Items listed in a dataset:
----------

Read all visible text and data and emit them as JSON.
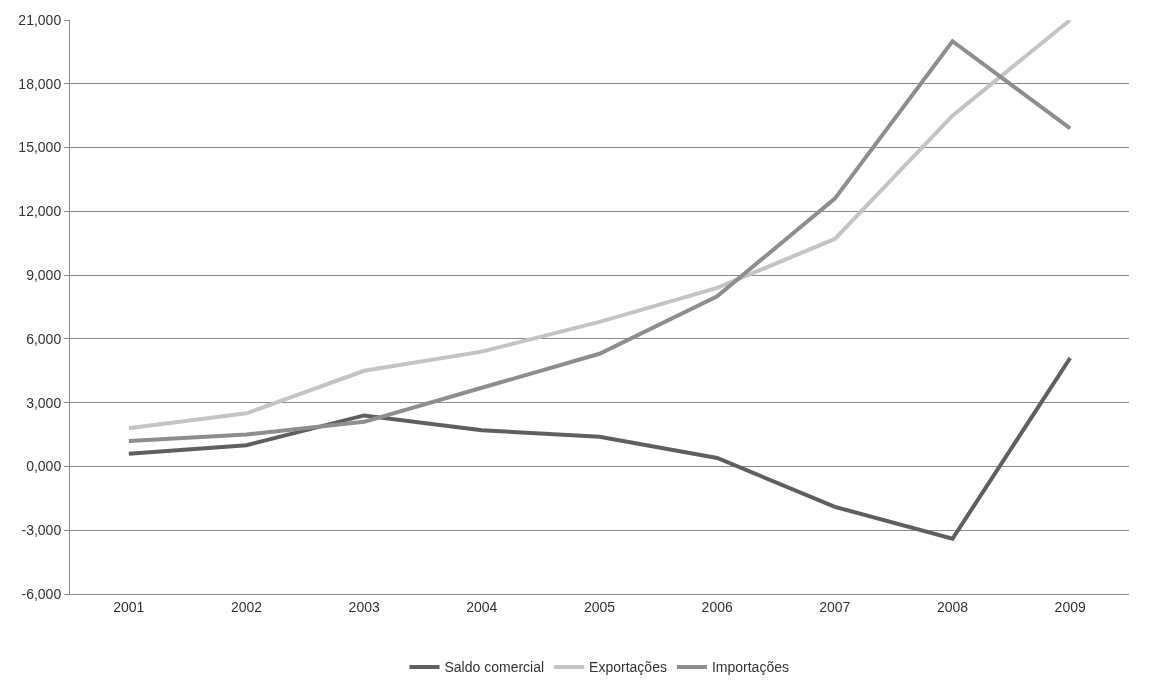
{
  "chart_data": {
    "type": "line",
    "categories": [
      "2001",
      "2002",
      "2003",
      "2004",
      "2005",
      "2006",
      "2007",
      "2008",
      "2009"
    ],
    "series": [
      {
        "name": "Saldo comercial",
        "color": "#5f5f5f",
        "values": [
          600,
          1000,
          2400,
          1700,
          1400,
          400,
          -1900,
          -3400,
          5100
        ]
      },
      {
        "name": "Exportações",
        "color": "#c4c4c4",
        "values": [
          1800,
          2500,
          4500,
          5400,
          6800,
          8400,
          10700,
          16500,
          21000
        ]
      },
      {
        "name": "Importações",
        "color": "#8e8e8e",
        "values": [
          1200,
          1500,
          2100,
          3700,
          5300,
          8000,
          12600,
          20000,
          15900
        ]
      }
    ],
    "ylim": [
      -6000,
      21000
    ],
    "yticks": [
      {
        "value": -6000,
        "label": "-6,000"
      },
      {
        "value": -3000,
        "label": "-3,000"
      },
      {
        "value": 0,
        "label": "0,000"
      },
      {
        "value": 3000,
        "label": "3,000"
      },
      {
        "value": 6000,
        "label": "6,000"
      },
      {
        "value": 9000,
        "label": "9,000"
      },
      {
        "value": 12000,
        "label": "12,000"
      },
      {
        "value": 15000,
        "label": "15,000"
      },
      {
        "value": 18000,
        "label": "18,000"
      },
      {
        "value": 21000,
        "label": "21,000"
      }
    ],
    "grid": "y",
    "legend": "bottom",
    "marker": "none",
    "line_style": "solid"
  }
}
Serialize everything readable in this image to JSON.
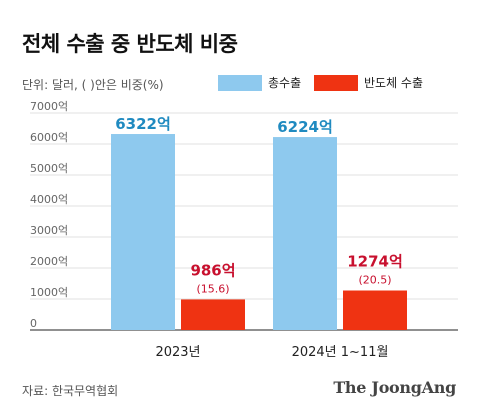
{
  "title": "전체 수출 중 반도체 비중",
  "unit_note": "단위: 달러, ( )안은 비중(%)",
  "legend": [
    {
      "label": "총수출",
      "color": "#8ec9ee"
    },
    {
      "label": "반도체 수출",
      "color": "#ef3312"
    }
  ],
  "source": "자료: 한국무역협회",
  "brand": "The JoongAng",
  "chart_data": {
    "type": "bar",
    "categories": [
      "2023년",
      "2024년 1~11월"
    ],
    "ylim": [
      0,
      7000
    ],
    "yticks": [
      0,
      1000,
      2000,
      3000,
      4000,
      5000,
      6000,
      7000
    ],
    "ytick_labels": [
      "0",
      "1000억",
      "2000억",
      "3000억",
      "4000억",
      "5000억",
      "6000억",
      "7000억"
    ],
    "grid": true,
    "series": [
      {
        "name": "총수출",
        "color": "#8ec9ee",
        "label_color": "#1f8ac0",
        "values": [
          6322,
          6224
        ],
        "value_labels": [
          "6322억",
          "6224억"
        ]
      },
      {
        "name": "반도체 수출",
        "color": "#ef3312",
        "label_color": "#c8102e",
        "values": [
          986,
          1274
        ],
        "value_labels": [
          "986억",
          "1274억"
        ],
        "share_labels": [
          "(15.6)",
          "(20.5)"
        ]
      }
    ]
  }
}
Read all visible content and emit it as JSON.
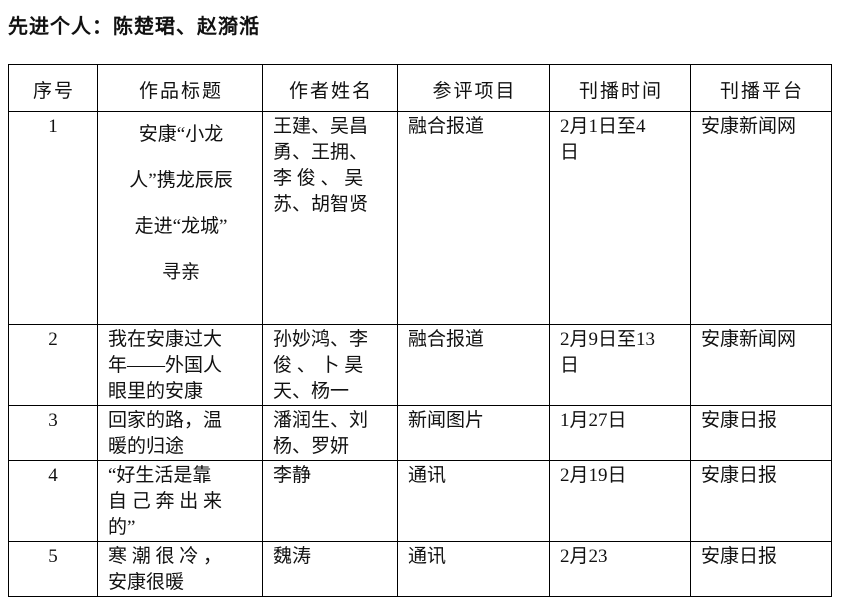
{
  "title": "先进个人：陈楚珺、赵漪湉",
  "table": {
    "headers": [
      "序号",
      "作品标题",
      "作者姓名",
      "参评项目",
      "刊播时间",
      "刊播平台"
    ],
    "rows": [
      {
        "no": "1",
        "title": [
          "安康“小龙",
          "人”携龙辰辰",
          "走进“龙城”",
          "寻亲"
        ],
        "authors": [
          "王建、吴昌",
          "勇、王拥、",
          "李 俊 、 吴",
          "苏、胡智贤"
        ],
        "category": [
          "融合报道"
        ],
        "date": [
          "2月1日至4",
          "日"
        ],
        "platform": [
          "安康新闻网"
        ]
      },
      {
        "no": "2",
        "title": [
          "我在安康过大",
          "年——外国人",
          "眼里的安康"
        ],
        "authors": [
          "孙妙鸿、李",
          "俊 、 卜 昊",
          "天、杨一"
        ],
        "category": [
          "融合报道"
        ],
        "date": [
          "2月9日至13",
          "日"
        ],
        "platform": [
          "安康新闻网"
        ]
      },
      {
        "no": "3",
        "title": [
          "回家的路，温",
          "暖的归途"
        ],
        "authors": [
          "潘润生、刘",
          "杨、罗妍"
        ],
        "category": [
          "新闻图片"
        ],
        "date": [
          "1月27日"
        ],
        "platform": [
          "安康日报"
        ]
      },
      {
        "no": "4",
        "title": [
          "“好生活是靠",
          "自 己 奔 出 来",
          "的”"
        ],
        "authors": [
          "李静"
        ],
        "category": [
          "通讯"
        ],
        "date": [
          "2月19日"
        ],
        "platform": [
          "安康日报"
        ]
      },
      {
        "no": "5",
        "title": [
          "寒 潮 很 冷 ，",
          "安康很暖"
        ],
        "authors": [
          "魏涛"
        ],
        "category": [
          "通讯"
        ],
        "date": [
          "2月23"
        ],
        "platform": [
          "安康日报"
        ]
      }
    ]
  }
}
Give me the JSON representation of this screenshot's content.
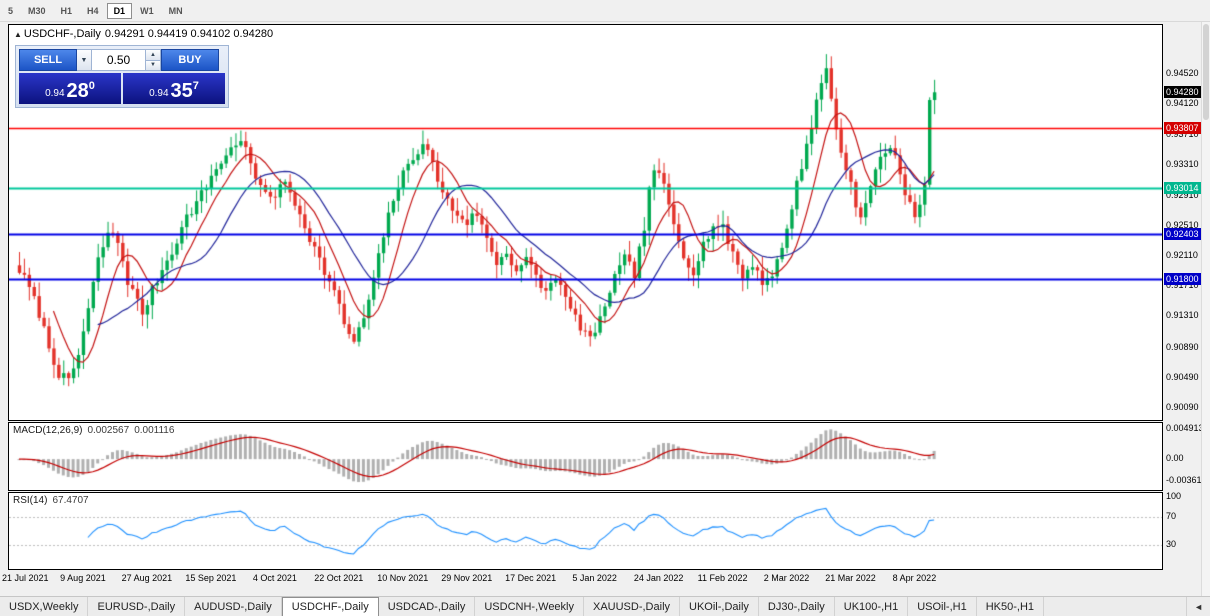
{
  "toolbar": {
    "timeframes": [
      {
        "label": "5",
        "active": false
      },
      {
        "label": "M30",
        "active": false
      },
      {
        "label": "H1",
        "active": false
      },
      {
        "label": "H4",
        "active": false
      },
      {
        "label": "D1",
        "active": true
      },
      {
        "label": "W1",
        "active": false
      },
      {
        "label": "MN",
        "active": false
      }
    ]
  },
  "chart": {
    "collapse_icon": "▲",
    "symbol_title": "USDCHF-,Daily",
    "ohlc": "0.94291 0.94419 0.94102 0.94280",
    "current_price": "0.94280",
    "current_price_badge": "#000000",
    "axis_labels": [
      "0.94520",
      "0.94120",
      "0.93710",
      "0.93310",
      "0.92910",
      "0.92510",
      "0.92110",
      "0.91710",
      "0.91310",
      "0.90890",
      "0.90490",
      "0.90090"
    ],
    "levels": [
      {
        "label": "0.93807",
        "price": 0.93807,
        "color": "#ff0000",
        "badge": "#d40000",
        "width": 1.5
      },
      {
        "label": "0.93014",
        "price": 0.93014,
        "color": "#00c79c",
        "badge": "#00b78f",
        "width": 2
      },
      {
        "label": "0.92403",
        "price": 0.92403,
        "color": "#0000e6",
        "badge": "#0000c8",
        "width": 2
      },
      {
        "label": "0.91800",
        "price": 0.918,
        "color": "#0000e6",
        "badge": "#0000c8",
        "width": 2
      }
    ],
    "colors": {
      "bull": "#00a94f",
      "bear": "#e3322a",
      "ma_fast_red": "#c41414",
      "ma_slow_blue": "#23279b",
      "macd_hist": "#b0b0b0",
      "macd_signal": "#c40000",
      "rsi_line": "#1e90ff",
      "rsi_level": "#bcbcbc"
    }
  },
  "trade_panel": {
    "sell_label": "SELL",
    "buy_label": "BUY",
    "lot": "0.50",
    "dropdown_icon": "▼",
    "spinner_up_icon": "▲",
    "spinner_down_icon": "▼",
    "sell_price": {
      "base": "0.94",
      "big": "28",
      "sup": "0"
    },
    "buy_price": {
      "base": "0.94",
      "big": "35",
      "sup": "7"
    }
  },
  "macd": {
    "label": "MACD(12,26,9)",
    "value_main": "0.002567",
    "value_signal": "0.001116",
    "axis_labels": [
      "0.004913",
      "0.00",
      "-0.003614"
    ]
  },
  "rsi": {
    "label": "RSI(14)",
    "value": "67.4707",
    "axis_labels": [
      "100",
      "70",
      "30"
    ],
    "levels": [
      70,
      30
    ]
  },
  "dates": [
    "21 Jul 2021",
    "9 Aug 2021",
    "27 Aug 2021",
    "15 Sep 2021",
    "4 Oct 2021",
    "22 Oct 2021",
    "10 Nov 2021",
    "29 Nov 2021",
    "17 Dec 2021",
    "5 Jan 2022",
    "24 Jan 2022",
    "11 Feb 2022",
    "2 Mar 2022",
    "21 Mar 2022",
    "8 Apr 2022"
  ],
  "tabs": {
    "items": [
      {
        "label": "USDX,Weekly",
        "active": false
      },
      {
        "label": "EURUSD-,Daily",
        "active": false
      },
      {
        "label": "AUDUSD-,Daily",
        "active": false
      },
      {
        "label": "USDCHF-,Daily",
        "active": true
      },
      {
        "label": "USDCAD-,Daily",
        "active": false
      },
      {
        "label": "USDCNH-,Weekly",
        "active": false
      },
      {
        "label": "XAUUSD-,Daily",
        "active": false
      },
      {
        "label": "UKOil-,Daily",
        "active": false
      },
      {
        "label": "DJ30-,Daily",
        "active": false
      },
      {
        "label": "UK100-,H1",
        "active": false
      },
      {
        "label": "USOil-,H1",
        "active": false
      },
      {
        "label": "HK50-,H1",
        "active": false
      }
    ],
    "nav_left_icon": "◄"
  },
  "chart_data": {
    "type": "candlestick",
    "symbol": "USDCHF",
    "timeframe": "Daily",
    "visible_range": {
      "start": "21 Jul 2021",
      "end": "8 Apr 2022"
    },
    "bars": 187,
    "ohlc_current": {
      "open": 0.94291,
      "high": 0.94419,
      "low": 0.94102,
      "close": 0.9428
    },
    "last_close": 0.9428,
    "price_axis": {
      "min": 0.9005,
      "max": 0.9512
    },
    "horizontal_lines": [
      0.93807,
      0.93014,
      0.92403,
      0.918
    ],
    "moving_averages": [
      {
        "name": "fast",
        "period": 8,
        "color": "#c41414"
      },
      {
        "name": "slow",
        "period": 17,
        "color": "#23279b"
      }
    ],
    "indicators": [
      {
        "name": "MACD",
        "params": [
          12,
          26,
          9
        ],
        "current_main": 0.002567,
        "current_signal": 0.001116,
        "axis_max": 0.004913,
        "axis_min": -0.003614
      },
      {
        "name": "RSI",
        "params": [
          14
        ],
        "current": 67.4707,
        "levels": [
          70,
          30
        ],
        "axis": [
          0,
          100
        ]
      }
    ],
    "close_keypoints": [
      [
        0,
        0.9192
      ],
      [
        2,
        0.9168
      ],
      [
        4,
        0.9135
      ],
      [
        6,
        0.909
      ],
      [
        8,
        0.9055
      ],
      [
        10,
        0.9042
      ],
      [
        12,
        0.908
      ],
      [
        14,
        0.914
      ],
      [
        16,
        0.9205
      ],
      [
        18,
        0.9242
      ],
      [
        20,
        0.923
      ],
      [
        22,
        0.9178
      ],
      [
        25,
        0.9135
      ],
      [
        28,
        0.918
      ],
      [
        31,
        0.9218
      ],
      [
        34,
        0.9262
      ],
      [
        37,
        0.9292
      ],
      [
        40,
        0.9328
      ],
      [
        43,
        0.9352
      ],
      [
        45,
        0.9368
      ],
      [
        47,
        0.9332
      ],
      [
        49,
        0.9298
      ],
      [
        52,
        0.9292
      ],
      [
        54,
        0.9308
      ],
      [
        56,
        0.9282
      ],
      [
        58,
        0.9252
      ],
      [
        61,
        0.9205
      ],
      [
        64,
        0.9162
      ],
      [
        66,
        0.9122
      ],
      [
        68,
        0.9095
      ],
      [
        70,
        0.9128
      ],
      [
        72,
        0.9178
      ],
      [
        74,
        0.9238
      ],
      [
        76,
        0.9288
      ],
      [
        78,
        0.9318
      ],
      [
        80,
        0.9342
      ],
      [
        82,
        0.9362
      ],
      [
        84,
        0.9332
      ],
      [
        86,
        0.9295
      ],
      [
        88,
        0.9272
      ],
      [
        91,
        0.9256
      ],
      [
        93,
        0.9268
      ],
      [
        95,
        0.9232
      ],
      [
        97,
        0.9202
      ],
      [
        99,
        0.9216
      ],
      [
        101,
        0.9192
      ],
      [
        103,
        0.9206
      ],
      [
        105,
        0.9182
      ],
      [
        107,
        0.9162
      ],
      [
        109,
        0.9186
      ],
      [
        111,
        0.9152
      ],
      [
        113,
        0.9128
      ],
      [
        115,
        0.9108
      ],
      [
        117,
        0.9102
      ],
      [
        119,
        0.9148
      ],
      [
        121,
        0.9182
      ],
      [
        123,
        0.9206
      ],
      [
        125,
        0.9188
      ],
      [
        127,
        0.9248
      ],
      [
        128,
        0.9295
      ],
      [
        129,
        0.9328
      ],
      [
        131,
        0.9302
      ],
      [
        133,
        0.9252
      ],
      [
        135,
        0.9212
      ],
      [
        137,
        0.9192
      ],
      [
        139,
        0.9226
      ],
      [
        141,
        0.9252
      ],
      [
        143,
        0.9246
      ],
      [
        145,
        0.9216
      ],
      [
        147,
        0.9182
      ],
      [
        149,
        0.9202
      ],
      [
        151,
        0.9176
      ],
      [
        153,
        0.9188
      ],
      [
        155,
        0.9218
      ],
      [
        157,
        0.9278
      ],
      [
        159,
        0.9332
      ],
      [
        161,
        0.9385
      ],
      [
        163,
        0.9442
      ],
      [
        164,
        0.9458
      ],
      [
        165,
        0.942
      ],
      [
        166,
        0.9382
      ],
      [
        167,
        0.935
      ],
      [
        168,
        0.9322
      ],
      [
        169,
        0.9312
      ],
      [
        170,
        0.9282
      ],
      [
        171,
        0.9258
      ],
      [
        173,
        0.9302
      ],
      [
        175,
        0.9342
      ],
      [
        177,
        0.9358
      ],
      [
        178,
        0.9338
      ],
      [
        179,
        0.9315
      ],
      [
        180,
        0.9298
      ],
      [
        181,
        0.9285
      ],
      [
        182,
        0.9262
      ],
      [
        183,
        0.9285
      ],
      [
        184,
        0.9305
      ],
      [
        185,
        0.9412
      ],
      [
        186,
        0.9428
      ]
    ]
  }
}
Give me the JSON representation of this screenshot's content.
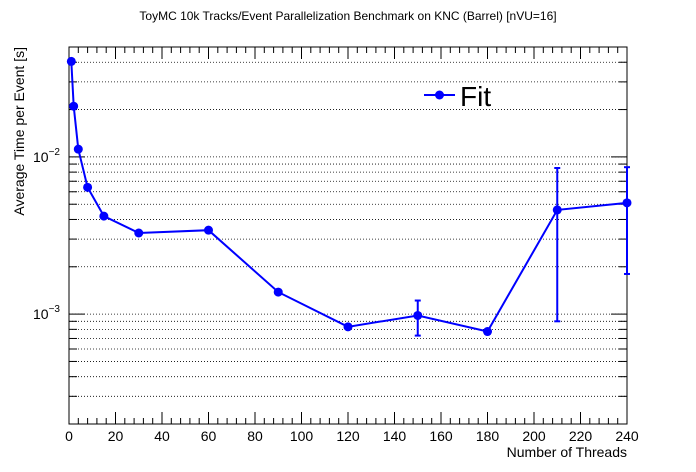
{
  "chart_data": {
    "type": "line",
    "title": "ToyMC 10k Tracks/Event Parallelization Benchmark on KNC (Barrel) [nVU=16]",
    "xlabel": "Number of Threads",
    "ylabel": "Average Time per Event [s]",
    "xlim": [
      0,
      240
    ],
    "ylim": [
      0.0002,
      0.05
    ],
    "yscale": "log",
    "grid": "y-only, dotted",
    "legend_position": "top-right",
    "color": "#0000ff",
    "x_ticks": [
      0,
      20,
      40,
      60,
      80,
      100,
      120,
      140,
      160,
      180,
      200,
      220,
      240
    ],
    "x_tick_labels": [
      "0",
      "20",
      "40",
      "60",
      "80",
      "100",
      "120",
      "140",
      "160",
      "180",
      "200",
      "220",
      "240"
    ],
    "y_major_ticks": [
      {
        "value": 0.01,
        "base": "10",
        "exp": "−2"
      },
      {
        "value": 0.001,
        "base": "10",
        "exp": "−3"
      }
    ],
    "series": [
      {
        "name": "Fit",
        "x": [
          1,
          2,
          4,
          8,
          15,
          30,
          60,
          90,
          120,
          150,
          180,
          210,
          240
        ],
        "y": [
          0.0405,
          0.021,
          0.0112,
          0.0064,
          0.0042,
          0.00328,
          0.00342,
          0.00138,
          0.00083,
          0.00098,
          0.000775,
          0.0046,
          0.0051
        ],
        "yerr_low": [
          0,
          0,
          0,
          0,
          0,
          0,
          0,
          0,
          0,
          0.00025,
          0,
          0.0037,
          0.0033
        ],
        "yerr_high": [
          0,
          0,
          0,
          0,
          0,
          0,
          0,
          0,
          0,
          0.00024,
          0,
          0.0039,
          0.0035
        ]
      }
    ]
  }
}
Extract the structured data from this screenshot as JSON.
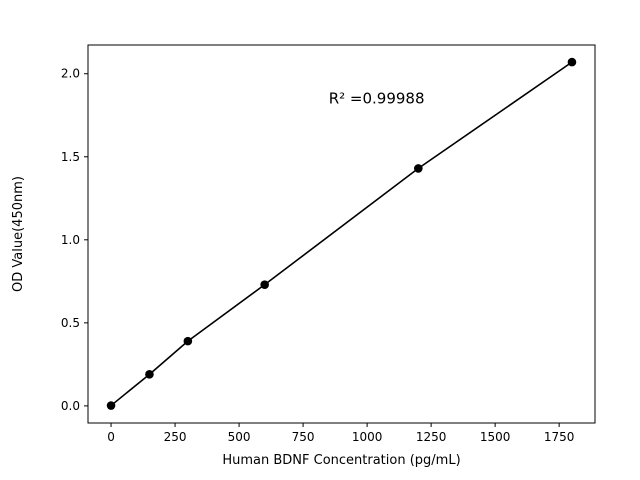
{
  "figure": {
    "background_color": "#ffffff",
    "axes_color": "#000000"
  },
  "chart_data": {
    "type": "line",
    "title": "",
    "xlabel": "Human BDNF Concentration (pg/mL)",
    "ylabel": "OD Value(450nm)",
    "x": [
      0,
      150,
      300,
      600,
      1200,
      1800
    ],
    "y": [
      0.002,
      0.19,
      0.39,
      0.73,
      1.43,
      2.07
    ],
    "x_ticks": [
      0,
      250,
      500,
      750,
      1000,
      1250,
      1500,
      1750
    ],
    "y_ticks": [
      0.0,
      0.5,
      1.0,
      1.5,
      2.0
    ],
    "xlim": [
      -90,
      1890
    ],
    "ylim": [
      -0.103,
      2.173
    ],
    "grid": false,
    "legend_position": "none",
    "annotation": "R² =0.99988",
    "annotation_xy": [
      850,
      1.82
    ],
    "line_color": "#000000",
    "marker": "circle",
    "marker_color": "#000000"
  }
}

----------

_WORK TO COMPLETE:_
Pull out every line in the data above that has the word "this".

_WRITTEN SOLUTION:_
Serialize everything readable in this image to JSON.
Give me the JSON representation of this screenshot's content.
Give me the JSON representation of this screenshot's content.
Extract the structured data from this screenshot as JSON.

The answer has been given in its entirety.